** BEGIN EXERCISE INPUTS **
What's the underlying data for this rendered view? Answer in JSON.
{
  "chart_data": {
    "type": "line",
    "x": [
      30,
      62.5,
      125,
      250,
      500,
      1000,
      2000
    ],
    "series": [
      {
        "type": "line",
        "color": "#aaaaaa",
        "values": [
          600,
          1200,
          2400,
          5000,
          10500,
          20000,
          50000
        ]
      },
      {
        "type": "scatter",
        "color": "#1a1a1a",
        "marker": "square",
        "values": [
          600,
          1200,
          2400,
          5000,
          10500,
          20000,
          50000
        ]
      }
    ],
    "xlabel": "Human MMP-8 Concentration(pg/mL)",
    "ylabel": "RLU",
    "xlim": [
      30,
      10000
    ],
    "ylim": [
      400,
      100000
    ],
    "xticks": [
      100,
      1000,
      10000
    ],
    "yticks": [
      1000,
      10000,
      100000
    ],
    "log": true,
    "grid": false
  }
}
** END EXERCISE INPUTS **
- EXERCISE AIM -
Exactly reproduce all of the entries above.

- CORRECT RESULT -
What's the underlying data for this rendered view? Answer in JSON.
{
  "chart_data": {
    "type": "line",
    "x": [
      30,
      62.5,
      125,
      250,
      500,
      1000,
      2000
    ],
    "series": [
      {
        "type": "line",
        "color": "#aaaaaa",
        "values": [
          600,
          1200,
          2400,
          5000,
          10500,
          20000,
          50000
        ]
      },
      {
        "type": "scatter",
        "color": "#1a1a1a",
        "marker": "square",
        "values": [
          600,
          1200,
          2400,
          5000,
          10500,
          20000,
          50000
        ]
      }
    ],
    "xlabel": "Human MMP-8 Concentration(pg/mL)",
    "ylabel": "RLU",
    "xlim": [
      30,
      10000
    ],
    "ylim": [
      400,
      100000
    ],
    "xticks": [
      100,
      1000,
      10000
    ],
    "yticks": [
      1000,
      10000,
      100000
    ],
    "log": true,
    "grid": false
  }
}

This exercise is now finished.